* BEGIN Dataset records *
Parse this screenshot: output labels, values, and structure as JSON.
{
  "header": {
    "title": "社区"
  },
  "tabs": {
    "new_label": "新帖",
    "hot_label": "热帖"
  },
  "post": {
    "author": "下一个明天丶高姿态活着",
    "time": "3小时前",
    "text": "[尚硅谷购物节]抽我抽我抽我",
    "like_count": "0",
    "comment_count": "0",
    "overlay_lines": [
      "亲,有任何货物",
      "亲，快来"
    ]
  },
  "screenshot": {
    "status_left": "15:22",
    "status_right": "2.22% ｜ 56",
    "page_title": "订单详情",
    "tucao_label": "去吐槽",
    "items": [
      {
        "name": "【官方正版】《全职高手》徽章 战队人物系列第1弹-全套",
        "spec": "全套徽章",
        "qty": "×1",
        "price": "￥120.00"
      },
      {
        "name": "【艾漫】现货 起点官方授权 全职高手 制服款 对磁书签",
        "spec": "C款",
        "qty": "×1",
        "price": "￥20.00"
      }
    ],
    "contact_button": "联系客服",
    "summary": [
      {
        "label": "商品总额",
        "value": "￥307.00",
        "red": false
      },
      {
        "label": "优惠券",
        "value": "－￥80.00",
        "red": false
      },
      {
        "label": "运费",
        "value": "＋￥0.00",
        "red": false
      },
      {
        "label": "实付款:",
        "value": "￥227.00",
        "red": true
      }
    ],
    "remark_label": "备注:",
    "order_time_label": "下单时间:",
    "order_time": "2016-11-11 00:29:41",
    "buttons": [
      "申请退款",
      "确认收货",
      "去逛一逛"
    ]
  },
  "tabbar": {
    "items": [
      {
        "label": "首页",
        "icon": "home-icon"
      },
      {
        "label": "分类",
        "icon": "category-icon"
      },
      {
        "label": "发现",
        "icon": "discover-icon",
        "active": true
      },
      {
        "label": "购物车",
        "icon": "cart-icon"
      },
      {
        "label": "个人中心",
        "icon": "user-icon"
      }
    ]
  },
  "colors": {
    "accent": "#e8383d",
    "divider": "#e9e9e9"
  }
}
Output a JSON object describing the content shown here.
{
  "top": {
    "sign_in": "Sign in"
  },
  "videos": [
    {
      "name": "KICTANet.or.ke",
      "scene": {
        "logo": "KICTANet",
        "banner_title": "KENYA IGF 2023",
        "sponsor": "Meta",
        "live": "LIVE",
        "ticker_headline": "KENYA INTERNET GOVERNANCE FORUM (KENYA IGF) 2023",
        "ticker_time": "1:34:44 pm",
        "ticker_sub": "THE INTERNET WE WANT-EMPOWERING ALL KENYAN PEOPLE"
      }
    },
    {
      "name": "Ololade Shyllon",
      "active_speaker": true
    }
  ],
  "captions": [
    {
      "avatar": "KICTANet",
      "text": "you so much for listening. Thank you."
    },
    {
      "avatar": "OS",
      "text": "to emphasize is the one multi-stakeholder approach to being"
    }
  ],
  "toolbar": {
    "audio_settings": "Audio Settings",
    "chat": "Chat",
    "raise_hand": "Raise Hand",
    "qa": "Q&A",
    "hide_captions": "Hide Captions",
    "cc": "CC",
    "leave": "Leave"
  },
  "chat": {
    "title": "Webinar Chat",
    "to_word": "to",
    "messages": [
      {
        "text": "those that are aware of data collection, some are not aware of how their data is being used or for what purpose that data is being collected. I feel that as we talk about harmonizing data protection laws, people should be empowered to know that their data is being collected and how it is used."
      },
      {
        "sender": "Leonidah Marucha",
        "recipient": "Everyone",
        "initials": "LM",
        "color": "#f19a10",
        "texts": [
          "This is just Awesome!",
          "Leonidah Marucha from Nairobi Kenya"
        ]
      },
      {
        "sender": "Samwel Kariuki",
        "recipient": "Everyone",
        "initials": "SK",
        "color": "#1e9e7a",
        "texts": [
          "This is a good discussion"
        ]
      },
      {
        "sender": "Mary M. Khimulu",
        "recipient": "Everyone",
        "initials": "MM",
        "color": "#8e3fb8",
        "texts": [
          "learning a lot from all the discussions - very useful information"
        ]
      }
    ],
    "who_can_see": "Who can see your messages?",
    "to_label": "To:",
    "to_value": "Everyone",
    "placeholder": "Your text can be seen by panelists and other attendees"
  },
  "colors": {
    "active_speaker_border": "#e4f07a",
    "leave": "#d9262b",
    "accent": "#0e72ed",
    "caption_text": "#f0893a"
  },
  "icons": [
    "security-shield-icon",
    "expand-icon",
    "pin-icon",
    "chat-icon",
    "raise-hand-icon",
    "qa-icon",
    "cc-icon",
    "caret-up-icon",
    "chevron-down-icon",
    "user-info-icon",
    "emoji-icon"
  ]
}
* END Dataset records *
Task brief: All of the material above needs to be copied exactly.

Answer:
Parse this screenshot: output labels, values, and structure as JSON.
{
  "header": {
    "title": "社区"
  },
  "tabs": {
    "new_label": "新帖",
    "hot_label": "热帖"
  },
  "post": {
    "author": "下一个明天丶高姿态活着",
    "time": "3小时前",
    "text": "[尚硅谷购物节]抽我抽我抽我",
    "like_count": "0",
    "comment_count": "0",
    "overlay_lines": [
      "亲,有任何货物",
      "亲，快来"
    ]
  },
  "screenshot": {
    "status_left": "15:22",
    "status_right": "2.22% ｜ 56",
    "page_title": "订单详情",
    "tucao_label": "去吐槽",
    "items": [
      {
        "name": "【官方正版】《全职高手》徽章 战队人物系列第1弹-全套",
        "spec": "全套徽章",
        "qty": "×1",
        "price": "￥120.00"
      },
      {
        "name": "【艾漫】现货 起点官方授权 全职高手 制服款 对磁书签",
        "spec": "C款",
        "qty": "×1",
        "price": "￥20.00"
      }
    ],
    "contact_button": "联系客服",
    "summary": [
      {
        "label": "商品总额",
        "value": "￥307.00",
        "red": false
      },
      {
        "label": "优惠券",
        "value": "－￥80.00",
        "red": false
      },
      {
        "label": "运费",
        "value": "＋￥0.00",
        "red": false
      },
      {
        "label": "实付款:",
        "value": "￥227.00",
        "red": true
      }
    ],
    "remark_label": "备注:",
    "order_time_label": "下单时间:",
    "order_time": "2016-11-11 00:29:41",
    "buttons": [
      "申请退款",
      "确认收货",
      "去逛一逛"
    ]
  },
  "tabbar": {
    "items": [
      {
        "label": "首页",
        "icon": "home-icon"
      },
      {
        "label": "分类",
        "icon": "category-icon"
      },
      {
        "label": "发现",
        "icon": "discover-icon",
        "active": true
      },
      {
        "label": "购物车",
        "icon": "cart-icon"
      },
      {
        "label": "个人中心",
        "icon": "user-icon"
      }
    ]
  },
  "colors": {
    "accent": "#e8383d",
    "divider": "#e9e9e9"
  }
}
Output a JSON object describing the content shown here.
{
  "top": {
    "sign_in": "Sign in"
  },
  "videos": [
    {
      "name": "KICTANet.or.ke",
      "scene": {
        "logo": "KICTANet",
        "banner_title": "KENYA IGF 2023",
        "sponsor": "Meta",
        "live": "LIVE",
        "ticker_headline": "KENYA INTERNET GOVERNANCE FORUM (KENYA IGF) 2023",
        "ticker_time": "1:34:44 pm",
        "ticker_sub": "THE INTERNET WE WANT-EMPOWERING ALL KENYAN PEOPLE"
      }
    },
    {
      "name": "Ololade Shyllon",
      "active_speaker": true
    }
  ],
  "captions": [
    {
      "avatar": "KICTANet",
      "text": "you so much for listening. Thank you."
    },
    {
      "avatar": "OS",
      "text": "to emphasize is the one multi-stakeholder approach to being"
    }
  ],
  "toolbar": {
    "audio_settings": "Audio Settings",
    "chat": "Chat",
    "raise_hand": "Raise Hand",
    "qa": "Q&A",
    "hide_captions": "Hide Captions",
    "cc": "CC",
    "leave": "Leave"
  },
  "chat": {
    "title": "Webinar Chat",
    "to_word": "to",
    "messages": [
      {
        "text": "those that are aware of data collection, some are not aware of how their data is being used or for what purpose that data is being collected. I feel that as we talk about harmonizing data protection laws, people should be empowered to know that their data is being collected and how it is used."
      },
      {
        "sender": "Leonidah Marucha",
        "recipient": "Everyone",
        "initials": "LM",
        "color": "#f19a10",
        "texts": [
          "This is just Awesome!",
          "Leonidah Marucha from Nairobi Kenya"
        ]
      },
      {
        "sender": "Samwel Kariuki",
        "recipient": "Everyone",
        "initials": "SK",
        "color": "#1e9e7a",
        "texts": [
          "This is a good discussion"
        ]
      },
      {
        "sender": "Mary M. Khimulu",
        "recipient": "Everyone",
        "initials": "MM",
        "color": "#8e3fb8",
        "texts": [
          "learning a lot from all the discussions - very useful information"
        ]
      }
    ],
    "who_can_see": "Who can see your messages?",
    "to_label": "To:",
    "to_value": "Everyone",
    "placeholder": "Your text can be seen by panelists and other attendees"
  },
  "colors": {
    "active_speaker_border": "#e4f07a",
    "leave": "#d9262b",
    "accent": "#0e72ed",
    "caption_text": "#f0893a"
  },
  "icons": [
    "security-shield-icon",
    "expand-icon",
    "pin-icon",
    "chat-icon",
    "raise-hand-icon",
    "qa-icon",
    "cc-icon",
    "caret-up-icon",
    "chevron-down-icon",
    "user-info-icon",
    "emoji-icon"
  ]
}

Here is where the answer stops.